┌─ MATERIAL PROVIDED

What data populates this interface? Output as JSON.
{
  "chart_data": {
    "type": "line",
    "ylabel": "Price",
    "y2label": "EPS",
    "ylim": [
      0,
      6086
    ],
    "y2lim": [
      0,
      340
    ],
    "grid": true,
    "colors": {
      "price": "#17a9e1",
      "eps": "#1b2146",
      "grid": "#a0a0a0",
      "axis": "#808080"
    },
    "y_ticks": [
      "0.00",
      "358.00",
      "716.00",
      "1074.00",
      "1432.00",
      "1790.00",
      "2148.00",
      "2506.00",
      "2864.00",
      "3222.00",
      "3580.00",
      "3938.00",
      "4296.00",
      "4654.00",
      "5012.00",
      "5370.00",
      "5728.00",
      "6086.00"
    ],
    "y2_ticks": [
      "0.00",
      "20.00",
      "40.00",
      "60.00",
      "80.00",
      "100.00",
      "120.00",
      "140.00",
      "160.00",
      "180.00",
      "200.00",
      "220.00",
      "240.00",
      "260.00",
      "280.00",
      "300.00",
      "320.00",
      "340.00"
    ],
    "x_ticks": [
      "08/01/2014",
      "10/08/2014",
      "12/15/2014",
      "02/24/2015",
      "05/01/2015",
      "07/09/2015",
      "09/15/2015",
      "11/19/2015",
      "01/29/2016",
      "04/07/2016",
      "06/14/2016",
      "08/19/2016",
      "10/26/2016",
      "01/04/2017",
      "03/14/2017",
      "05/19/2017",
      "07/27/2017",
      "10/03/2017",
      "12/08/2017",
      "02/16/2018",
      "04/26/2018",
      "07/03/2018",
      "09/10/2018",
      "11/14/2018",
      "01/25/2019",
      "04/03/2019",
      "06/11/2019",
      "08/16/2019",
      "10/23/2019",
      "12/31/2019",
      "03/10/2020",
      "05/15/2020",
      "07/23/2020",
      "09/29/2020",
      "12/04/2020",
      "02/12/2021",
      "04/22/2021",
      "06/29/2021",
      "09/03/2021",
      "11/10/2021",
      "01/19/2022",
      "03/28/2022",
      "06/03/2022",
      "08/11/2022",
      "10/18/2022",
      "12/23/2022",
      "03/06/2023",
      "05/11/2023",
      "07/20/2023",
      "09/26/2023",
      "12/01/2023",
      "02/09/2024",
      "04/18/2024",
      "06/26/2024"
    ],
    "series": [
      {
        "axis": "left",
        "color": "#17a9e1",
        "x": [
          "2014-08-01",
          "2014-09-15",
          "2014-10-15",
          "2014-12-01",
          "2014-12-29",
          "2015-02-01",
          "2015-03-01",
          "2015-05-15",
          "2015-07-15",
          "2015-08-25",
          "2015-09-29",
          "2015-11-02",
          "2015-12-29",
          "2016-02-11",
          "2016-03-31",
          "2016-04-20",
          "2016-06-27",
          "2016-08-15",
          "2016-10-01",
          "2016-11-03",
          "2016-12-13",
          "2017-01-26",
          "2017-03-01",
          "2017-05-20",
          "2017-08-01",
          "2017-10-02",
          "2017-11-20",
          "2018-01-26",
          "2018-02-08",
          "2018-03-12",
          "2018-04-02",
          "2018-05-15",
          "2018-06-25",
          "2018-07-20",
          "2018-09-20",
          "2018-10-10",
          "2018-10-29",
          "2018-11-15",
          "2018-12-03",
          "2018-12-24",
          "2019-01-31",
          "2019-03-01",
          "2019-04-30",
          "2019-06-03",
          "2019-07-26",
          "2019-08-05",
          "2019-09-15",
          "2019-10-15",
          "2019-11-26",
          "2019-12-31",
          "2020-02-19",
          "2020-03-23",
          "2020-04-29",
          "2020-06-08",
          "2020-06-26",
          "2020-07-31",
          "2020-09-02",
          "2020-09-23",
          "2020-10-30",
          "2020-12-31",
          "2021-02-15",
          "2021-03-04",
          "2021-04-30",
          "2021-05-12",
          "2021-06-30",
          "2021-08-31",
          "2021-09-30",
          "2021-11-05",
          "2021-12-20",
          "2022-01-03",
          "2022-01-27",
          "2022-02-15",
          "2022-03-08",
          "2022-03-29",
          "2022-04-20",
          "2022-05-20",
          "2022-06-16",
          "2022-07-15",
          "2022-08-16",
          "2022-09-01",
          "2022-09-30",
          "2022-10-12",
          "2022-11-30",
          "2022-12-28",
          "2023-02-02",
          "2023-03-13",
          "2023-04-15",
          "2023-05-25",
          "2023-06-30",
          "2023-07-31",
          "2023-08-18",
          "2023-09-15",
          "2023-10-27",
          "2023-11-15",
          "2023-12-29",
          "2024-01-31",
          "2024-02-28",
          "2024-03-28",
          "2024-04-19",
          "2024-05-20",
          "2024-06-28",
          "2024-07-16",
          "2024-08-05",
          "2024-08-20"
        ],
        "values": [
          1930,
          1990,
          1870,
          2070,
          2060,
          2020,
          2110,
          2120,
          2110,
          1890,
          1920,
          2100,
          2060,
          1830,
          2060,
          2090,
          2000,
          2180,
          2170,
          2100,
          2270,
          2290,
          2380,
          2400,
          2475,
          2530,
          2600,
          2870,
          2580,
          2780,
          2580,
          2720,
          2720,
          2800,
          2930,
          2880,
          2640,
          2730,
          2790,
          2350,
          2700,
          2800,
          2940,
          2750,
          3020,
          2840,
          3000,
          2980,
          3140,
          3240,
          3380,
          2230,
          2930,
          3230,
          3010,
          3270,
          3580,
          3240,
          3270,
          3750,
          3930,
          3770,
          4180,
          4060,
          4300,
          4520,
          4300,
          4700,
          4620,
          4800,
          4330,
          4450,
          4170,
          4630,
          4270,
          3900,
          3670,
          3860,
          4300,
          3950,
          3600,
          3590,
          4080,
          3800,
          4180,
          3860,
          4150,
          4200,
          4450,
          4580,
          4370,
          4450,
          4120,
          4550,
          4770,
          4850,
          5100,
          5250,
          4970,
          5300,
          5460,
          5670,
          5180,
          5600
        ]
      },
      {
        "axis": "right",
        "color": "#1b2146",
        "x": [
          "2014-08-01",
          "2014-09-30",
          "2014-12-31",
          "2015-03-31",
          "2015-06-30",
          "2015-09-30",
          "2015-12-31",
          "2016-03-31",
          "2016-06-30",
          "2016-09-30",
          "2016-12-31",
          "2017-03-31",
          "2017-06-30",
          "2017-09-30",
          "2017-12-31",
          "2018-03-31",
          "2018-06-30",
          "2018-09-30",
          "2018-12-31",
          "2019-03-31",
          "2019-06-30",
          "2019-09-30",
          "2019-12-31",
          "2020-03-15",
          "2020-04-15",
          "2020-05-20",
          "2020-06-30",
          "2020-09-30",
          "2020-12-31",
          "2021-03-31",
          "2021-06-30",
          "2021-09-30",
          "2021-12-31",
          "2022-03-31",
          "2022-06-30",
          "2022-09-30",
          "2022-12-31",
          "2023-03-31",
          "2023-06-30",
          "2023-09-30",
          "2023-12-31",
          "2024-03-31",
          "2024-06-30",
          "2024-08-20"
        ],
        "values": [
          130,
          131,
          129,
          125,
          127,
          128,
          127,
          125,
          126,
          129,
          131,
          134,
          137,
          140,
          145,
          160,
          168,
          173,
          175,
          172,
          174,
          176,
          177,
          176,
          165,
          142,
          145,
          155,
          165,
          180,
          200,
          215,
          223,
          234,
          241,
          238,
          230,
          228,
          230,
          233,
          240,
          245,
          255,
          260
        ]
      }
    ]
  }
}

└─

WRITTEN REQUEST> Your task is to extract all of the records exactly.

ANSWER IN FULL>
What data populates this interface? Output as JSON.
{
  "chart_data": {
    "type": "line",
    "ylabel": "Price",
    "y2label": "EPS",
    "ylim": [
      0,
      6086
    ],
    "y2lim": [
      0,
      340
    ],
    "grid": true,
    "colors": {
      "price": "#17a9e1",
      "eps": "#1b2146",
      "grid": "#a0a0a0",
      "axis": "#808080"
    },
    "y_ticks": [
      "0.00",
      "358.00",
      "716.00",
      "1074.00",
      "1432.00",
      "1790.00",
      "2148.00",
      "2506.00",
      "2864.00",
      "3222.00",
      "3580.00",
      "3938.00",
      "4296.00",
      "4654.00",
      "5012.00",
      "5370.00",
      "5728.00",
      "6086.00"
    ],
    "y2_ticks": [
      "0.00",
      "20.00",
      "40.00",
      "60.00",
      "80.00",
      "100.00",
      "120.00",
      "140.00",
      "160.00",
      "180.00",
      "200.00",
      "220.00",
      "240.00",
      "260.00",
      "280.00",
      "300.00",
      "320.00",
      "340.00"
    ],
    "x_ticks": [
      "08/01/2014",
      "10/08/2014",
      "12/15/2014",
      "02/24/2015",
      "05/01/2015",
      "07/09/2015",
      "09/15/2015",
      "11/19/2015",
      "01/29/2016",
      "04/07/2016",
      "06/14/2016",
      "08/19/2016",
      "10/26/2016",
      "01/04/2017",
      "03/14/2017",
      "05/19/2017",
      "07/27/2017",
      "10/03/2017",
      "12/08/2017",
      "02/16/2018",
      "04/26/2018",
      "07/03/2018",
      "09/10/2018",
      "11/14/2018",
      "01/25/2019",
      "04/03/2019",
      "06/11/2019",
      "08/16/2019",
      "10/23/2019",
      "12/31/2019",
      "03/10/2020",
      "05/15/2020",
      "07/23/2020",
      "09/29/2020",
      "12/04/2020",
      "02/12/2021",
      "04/22/2021",
      "06/29/2021",
      "09/03/2021",
      "11/10/2021",
      "01/19/2022",
      "03/28/2022",
      "06/03/2022",
      "08/11/2022",
      "10/18/2022",
      "12/23/2022",
      "03/06/2023",
      "05/11/2023",
      "07/20/2023",
      "09/26/2023",
      "12/01/2023",
      "02/09/2024",
      "04/18/2024",
      "06/26/2024"
    ],
    "series": [
      {
        "axis": "left",
        "color": "#17a9e1",
        "x": [
          "2014-08-01",
          "2014-09-15",
          "2014-10-15",
          "2014-12-01",
          "2014-12-29",
          "2015-02-01",
          "2015-03-01",
          "2015-05-15",
          "2015-07-15",
          "2015-08-25",
          "2015-09-29",
          "2015-11-02",
          "2015-12-29",
          "2016-02-11",
          "2016-03-31",
          "2016-04-20",
          "2016-06-27",
          "2016-08-15",
          "2016-10-01",
          "2016-11-03",
          "2016-12-13",
          "2017-01-26",
          "2017-03-01",
          "2017-05-20",
          "2017-08-01",
          "2017-10-02",
          "2017-11-20",
          "2018-01-26",
          "2018-02-08",
          "2018-03-12",
          "2018-04-02",
          "2018-05-15",
          "2018-06-25",
          "2018-07-20",
          "2018-09-20",
          "2018-10-10",
          "2018-10-29",
          "2018-11-15",
          "2018-12-03",
          "2018-12-24",
          "2019-01-31",
          "2019-03-01",
          "2019-04-30",
          "2019-06-03",
          "2019-07-26",
          "2019-08-05",
          "2019-09-15",
          "2019-10-15",
          "2019-11-26",
          "2019-12-31",
          "2020-02-19",
          "2020-03-23",
          "2020-04-29",
          "2020-06-08",
          "2020-06-26",
          "2020-07-31",
          "2020-09-02",
          "2020-09-23",
          "2020-10-30",
          "2020-12-31",
          "2021-02-15",
          "2021-03-04",
          "2021-04-30",
          "2021-05-12",
          "2021-06-30",
          "2021-08-31",
          "2021-09-30",
          "2021-11-05",
          "2021-12-20",
          "2022-01-03",
          "2022-01-27",
          "2022-02-15",
          "2022-03-08",
          "2022-03-29",
          "2022-04-20",
          "2022-05-20",
          "2022-06-16",
          "2022-07-15",
          "2022-08-16",
          "2022-09-01",
          "2022-09-30",
          "2022-10-12",
          "2022-11-30",
          "2022-12-28",
          "2023-02-02",
          "2023-03-13",
          "2023-04-15",
          "2023-05-25",
          "2023-06-30",
          "2023-07-31",
          "2023-08-18",
          "2023-09-15",
          "2023-10-27",
          "2023-11-15",
          "2023-12-29",
          "2024-01-31",
          "2024-02-28",
          "2024-03-28",
          "2024-04-19",
          "2024-05-20",
          "2024-06-28",
          "2024-07-16",
          "2024-08-05",
          "2024-08-20"
        ],
        "values": [
          1930,
          1990,
          1870,
          2070,
          2060,
          2020,
          2110,
          2120,
          2110,
          1890,
          1920,
          2100,
          2060,
          1830,
          2060,
          2090,
          2000,
          2180,
          2170,
          2100,
          2270,
          2290,
          2380,
          2400,
          2475,
          2530,
          2600,
          2870,
          2580,
          2780,
          2580,
          2720,
          2720,
          2800,
          2930,
          2880,
          2640,
          2730,
          2790,
          2350,
          2700,
          2800,
          2940,
          2750,
          3020,
          2840,
          3000,
          2980,
          3140,
          3240,
          3380,
          2230,
          2930,
          3230,
          3010,
          3270,
          3580,
          3240,
          3270,
          3750,
          3930,
          3770,
          4180,
          4060,
          4300,
          4520,
          4300,
          4700,
          4620,
          4800,
          4330,
          4450,
          4170,
          4630,
          4270,
          3900,
          3670,
          3860,
          4300,
          3950,
          3600,
          3590,
          4080,
          3800,
          4180,
          3860,
          4150,
          4200,
          4450,
          4580,
          4370,
          4450,
          4120,
          4550,
          4770,
          4850,
          5100,
          5250,
          4970,
          5300,
          5460,
          5670,
          5180,
          5600
        ]
      },
      {
        "axis": "right",
        "color": "#1b2146",
        "x": [
          "2014-08-01",
          "2014-09-30",
          "2014-12-31",
          "2015-03-31",
          "2015-06-30",
          "2015-09-30",
          "2015-12-31",
          "2016-03-31",
          "2016-06-30",
          "2016-09-30",
          "2016-12-31",
          "2017-03-31",
          "2017-06-30",
          "2017-09-30",
          "2017-12-31",
          "2018-03-31",
          "2018-06-30",
          "2018-09-30",
          "2018-12-31",
          "2019-03-31",
          "2019-06-30",
          "2019-09-30",
          "2019-12-31",
          "2020-03-15",
          "2020-04-15",
          "2020-05-20",
          "2020-06-30",
          "2020-09-30",
          "2020-12-31",
          "2021-03-31",
          "2021-06-30",
          "2021-09-30",
          "2021-12-31",
          "2022-03-31",
          "2022-06-30",
          "2022-09-30",
          "2022-12-31",
          "2023-03-31",
          "2023-06-30",
          "2023-09-30",
          "2023-12-31",
          "2024-03-31",
          "2024-06-30",
          "2024-08-20"
        ],
        "values": [
          130,
          131,
          129,
          125,
          127,
          128,
          127,
          125,
          126,
          129,
          131,
          134,
          137,
          140,
          145,
          160,
          168,
          173,
          175,
          172,
          174,
          176,
          177,
          176,
          165,
          142,
          145,
          155,
          165,
          180,
          200,
          215,
          223,
          234,
          241,
          238,
          230,
          228,
          230,
          233,
          240,
          245,
          255,
          260
        ]
      }
    ]
  }
}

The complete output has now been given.